[AVAILABLE RECORDS]
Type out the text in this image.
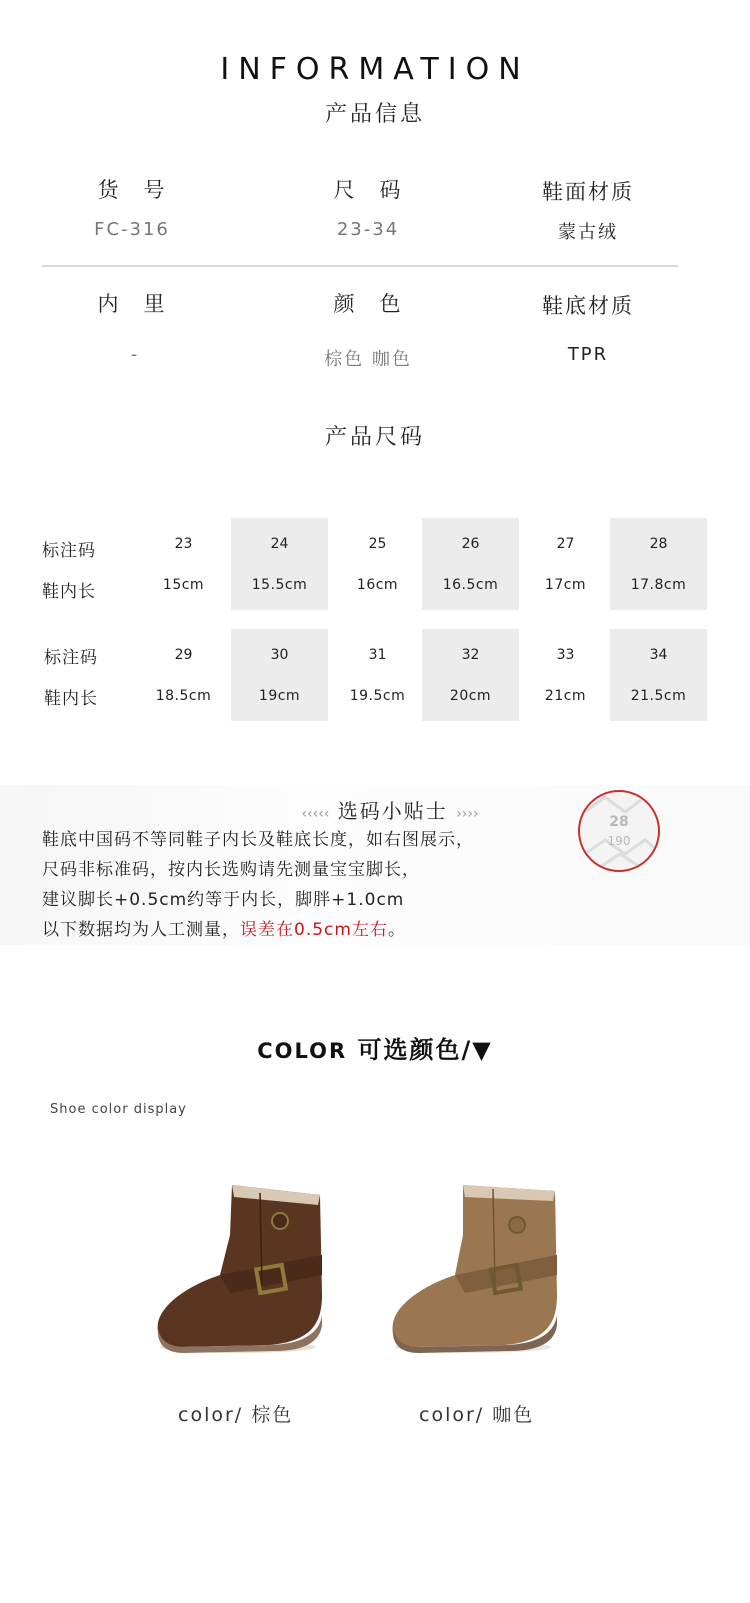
INFORMATION
产品信息
货　号
FC-316
尺　码
23-34
鞋面材质
蒙古绒
内　里
-
颜　色
棕色 咖色
鞋底材质
TPR
产品尺码
标注码
鞋内长
23
15cm
24
15.5cm
25
16cm
26
16.5cm
27
17cm
28
17.8cm
标注码
鞋内长
29
18.5cm
30
19cm
31
19.5cm
32
20cm
33
21cm
34
21.5cm
‹‹‹‹‹ 选码小贴士 ››››
鞋底中国码不等同鞋子内长及鞋底长度，如右图展示，
尺码非标准码，按内长选购请先测量宝宝脚长，
建议脚长+0.5cm约等于内长，脚胖+1.0cm
以下数据均为人工测量，误差在0.5cm左右。
28
190
COLOR 可选颜色/▼
Shoe color display
color/ 棕色	color/ 咖色
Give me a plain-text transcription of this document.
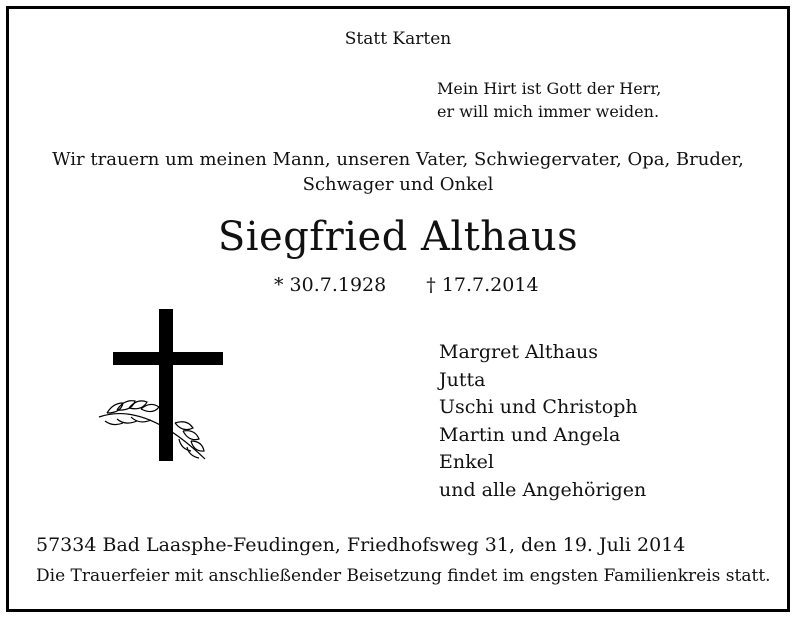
Statt Karten
Mein Hirt ist Gott der Herr,
er will mich immer weiden.
Wir trauern um meinen Mann, unseren Vater, Schwiegervater, Opa, Bruder,
Schwager und Onkel
Siegfried Althaus
* 30.7.1928 † 17.7.2014
Margret Althaus
Jutta
Uschi und Christoph
Martin und Angela
Enkel
und alle Angehörigen
57334 Bad Laasphe-Feudingen, Friedhofsweg 31, den 19. Juli 2014
Die Trauerfeier mit anschließender Beisetzung findet im engsten Familienkreis statt.
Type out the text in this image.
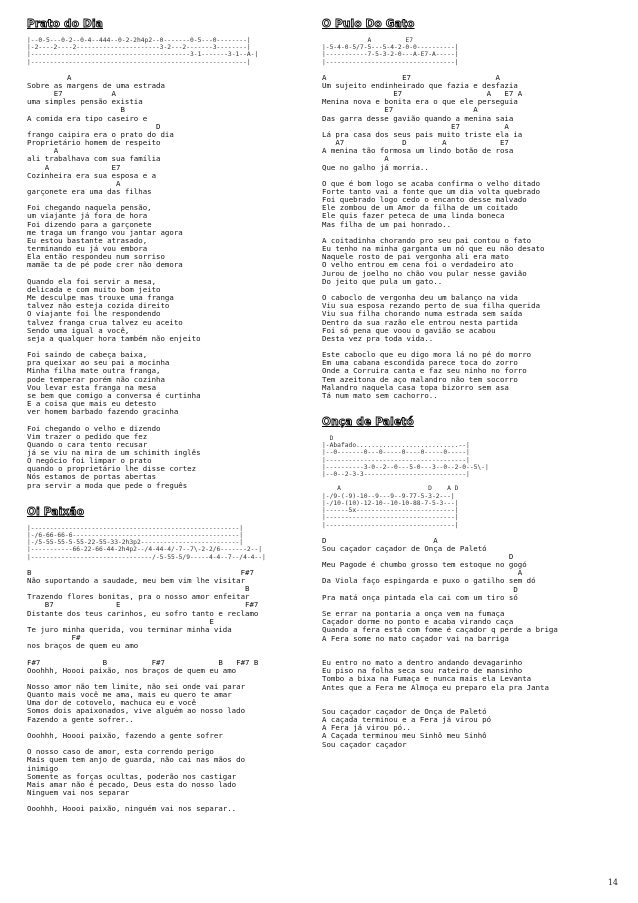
Prato do Dia
|--0-5---0-2--0-4--444--0-2-2h4p2--0-------0-5---0--------|
|-2----2----2----------------------3-2---2-------3--------|
|------------------------------------------3-1-------3-1--A-|
|---------------------------------------------------------|
A
Sobre as margens de uma estrada
E7           A
uma simples pensão existia
B
A comida era tipo caseiro e
D
frango caipira era o prato do dia
Proprietário homem de respeito
A
ali trabalhava com sua família
A              E7
Cozinheira era sua esposa e a
A
garçonete era uma das filhas

Foi chegando naquela pensão,
um viajante já fora de hora
Foi dizendo para a garçonete
me traga um frango vou jantar agora
Eu estou bastante atrasado,
terminando eu já vou embora
Ela então respondeu num sorriso
mamãe ta de pé pode crer não demora

Quando ela foi servir a mesa,
delicada e com muito bom jeito
Me desculpe mas trouxe uma franga
talvez não esteja cozida direito
O viajante foi lhe respondendo
talvez franga crua talvez eu aceito
Sendo uma igual a você,
seja a qualquer hora também não enjeito

Foi saindo de cabeça baixa,
pra queixar ao seu pai a mocinha
Minha filha mate outra franga,
pode temperar porém não cozinha
Vou levar esta franga na mesa
se bem que comigo a conversa é curtinha
E a coisa que mais eu detesto
ver homem barbado fazendo gracinha

Foi chegando o velho e dizendo
Vim trazer o pedido que fez
Quando o cara tento recusar
já se viu na mira de um schimith inglês
O negócio foi limpar o prato
quando o proprietário lhe disse cortez
Nós estamos de portas abertas
pra servir a moda que pede o freguês
Oi Paixão
|-------------------------------------------------------|
|-/6-66-66-6--------------------------------------------|
|-/5-55-55-5-55-22-55-33-2h3p2--------------------------|
|-----------66-22-66-44-2h4p2--/4-44-4/-7--7\-2-2/6-------2--|
|--------------------------------/-5-55-5/9-----4-4--7--/4-4--|
B                                               F#7
Não suportando a saudade, meu bem vim lhe visitar
B
Trazendo flores bonitas, pra o nosso amor enfeitar
B7              E                            F#7
Distante dos teus carinhos, eu sofro tanto e reclamo
E
Te juro minha querida, vou terminar minha vida
F#
nos braços de quem eu amo

F#7              B          F#7            B   F#7 B
Ooohhh, Hoooi paixão, nos braços de quem eu amo

Nosso amor não tem limite, não sei onde vai parar
Quanto mais você me ama, mais eu quero te amar
Uma dor de cotovelo, machuca eu e você
Somos dois apaixonados, vive alguém ao nosso lado
Fazendo a gente sofrer..

Ooohhh, Hoooi paixão, fazendo a gente sofrer

O nosso caso de amor, esta correndo perigo
Mais quem tem anjo de guarda, não cai nas mãos do
inimigo
Somente as forças ocultas, poderão nos castigar
Mais amar não é pecado, Deus esta do nosso lado
Ninguem vai nos separar

Ooohhh, Hoooi paixão, ninguém vai nos separar..
O Pulo Do Gato
A         E7
|-5-4-0-5/7-5---5-4-2-0-0----------|
|-----------7-5-3-2-0---A-E7-A-----|
|----------------------------------|
A                 E7                   A
Um sujeito endinheirado que fazia e desfazia
E7                   A   E7 A
Menina nova e bonita era o que ele perseguia
E7                  A
Das garra desse gavião quando a menina saia
E7          A
Lá pra casa dos seus pais muito triste ela ia
A7             D        A            E7
A menina tão formosa um lindo botão de rosa
A
Que no galho já morria..

O que é bom logo se acaba confirma o velho ditado
Forte tanto vai a fonte que um dia volta quebrado
Foi quebrado logo cedo o encanto desse malvado
Ele zombou de um Amor da filha de um coitado
Ele quis fazer peteca de uma linda boneca
Mas filha de um pai honrado..

A coitadinha chorando pro seu pai contou o fato
Eu tenho na minha garganta um nó que eu não desato
Naquele rosto de pai vergonha ali era mato
O velho entrou em cena foi o verdadeiro ato
Jurou de joelho no chão vou pular nesse gavião
Do jeito que pula um gato..

O caboclo de vergonha deu um balanço na vida
Viu sua esposa rezando perto de sua filha querida
Viu sua filha chorando numa estrada sem saída
Dentro da sua razão ele entrou nesta partida
Foi só pena que voou o gavião se acabou
Desta vez pra toda vida..

Este caboclo que eu digo mora lá no pé do morro
Em uma cabana escondida parece toca do zorro
Onde a Corruira canta e faz seu ninho no forro
Tem azeitona de aço malandro não tem socorro
Malandro naquela casa topa bizorro sem asa
Tá num mato sem cachorro..
Onça de Paletó
D
|-Abafado...........................--|
|--0-------0---0-----0----0-----0-----|
|-------------------------------------|
|----------3-0--2--0---5-0---3--0--2-0--5\-|
|--0--2-3-3---------------------------|

A                       D    A D
|-/9-(-9)-10--9---9--9-77-5-3-2---|
|-/10-(10)-12-10--10-10-88-7-5-3---|
|------5x--------------------------|
|----------------------------------|
|----------------------------------|
D                        A
Sou caçador caçador de Onça de Paletó
D
Meu Pagode é chumbo grosso tem estoque no gogó
A
Da Viola faço espingarda e puxo o gatilho sem dó
D
Pra matá onça pintada ela cai com um tiro só

Se errar na pontaria a onça vem na fumaça
Caçador dorme no ponto e acaba virando caça
Quando a fera está com fome é caçador q perde a briga
A Fera some no mato caçador vai na barriga

Eu entro no mato a dentro andando devagarinho
Eu piso na folha seca sou rateiro de mansinho
Tombo a bixa na Fumaça e nunca mais ela Levanta
Antes que a Fera me Almoça eu preparo ela pra Janta

Sou caçador caçador de Onça de Paletó
A caçada terminou e a Fera já virou pó
A Fera já virou pó..
A Caçada terminou meu Sinhô meu Sinhô
Sou caçador caçador
14
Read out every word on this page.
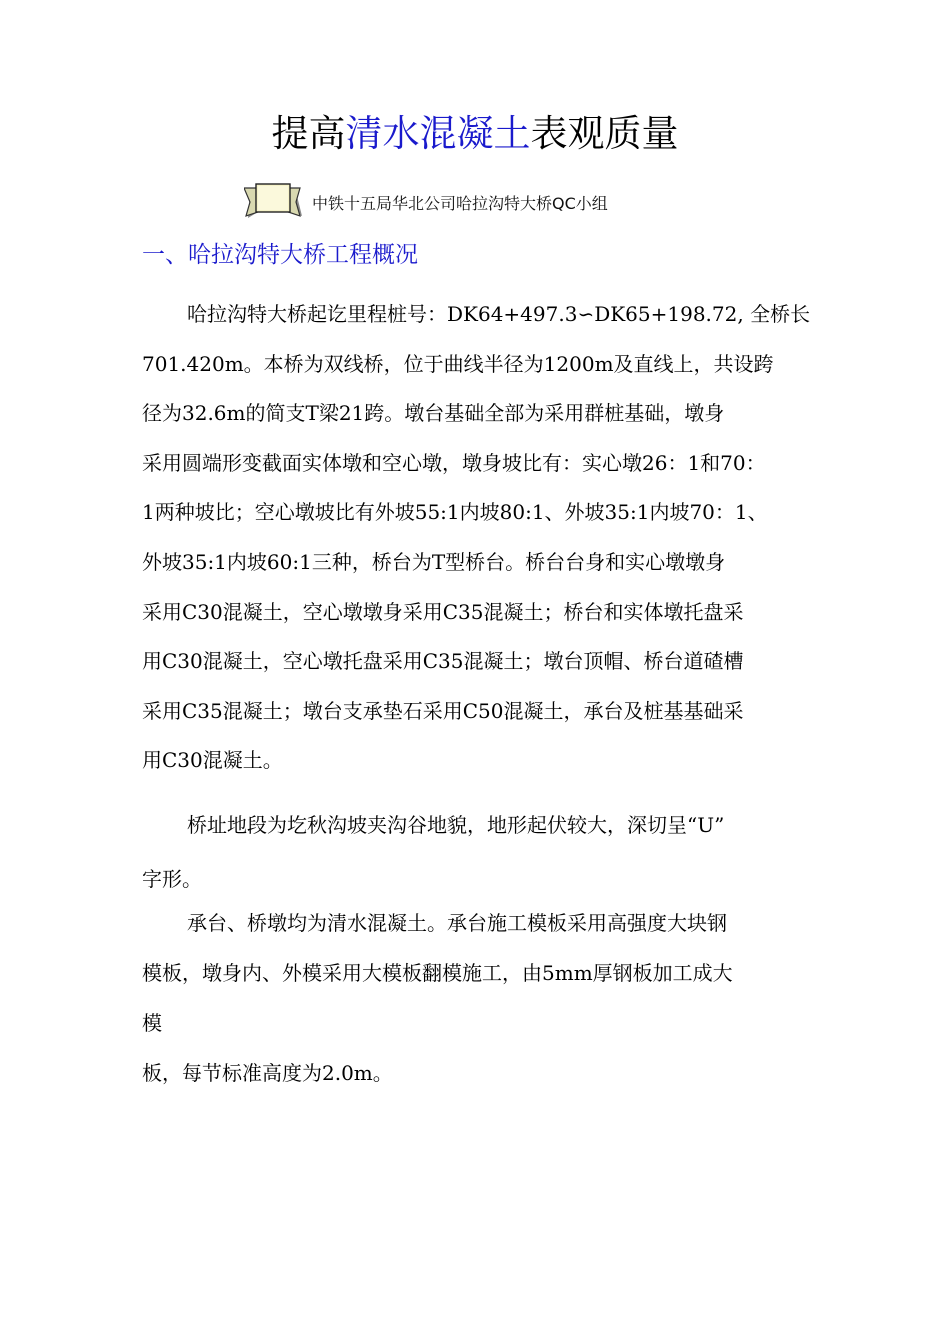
提高清水混凝土表观质量
中铁十五局华北公司哈拉沟特大桥QC小组
一、哈拉沟特大桥工程概况
哈拉沟特大桥起讫里程桩号：DK64+497.3∽DK65+198.72, 全桥长
701.420m。本桥为双线桥，位于曲线半径为1200m及直线上，共设跨
径为32.6m的简支T梁21跨。墩台基础全部为采用群桩基础，墩身
采用圆端形变截面实体墩和空心墩，墩身坡比有：实心墩26：1和70：
1两种坡比；空心墩坡比有外坡55:1内坡80:1、外坡35:1内坡70：1、
外坡35:1内坡60:1三种，桥台为T型桥台。桥台台身和实心墩墩身
采用C30混凝土，空心墩墩身采用C35混凝土；桥台和实体墩托盘采
用C30混凝土，空心墩托盘采用C35混凝土；墩台顶帽、桥台道碴槽
采用C35混凝土；墩台支承垫石采用C50混凝土，承台及桩基基础采
用C30混凝土。
桥址地段为圪秋沟坡夹沟谷地貌，地形起伏较大，深切呈“U”
字形。
承台、桥墩均为清水混凝土。承台施工模板采用高强度大块钢
模板，墩身内、外模采用大模板翻模施工，由5mm厚钢板加工成大
模
板，每节标准高度为2.0m。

[REQUIRED TASK] Go through the records and show every line with the string "franga" in it.

[TASK RESULT]
Me desculpe mas trouxe uma franga
talvez franga crua talvez eu aceito
Minha filha mate outra franga,
Vou levar esta franga na mesa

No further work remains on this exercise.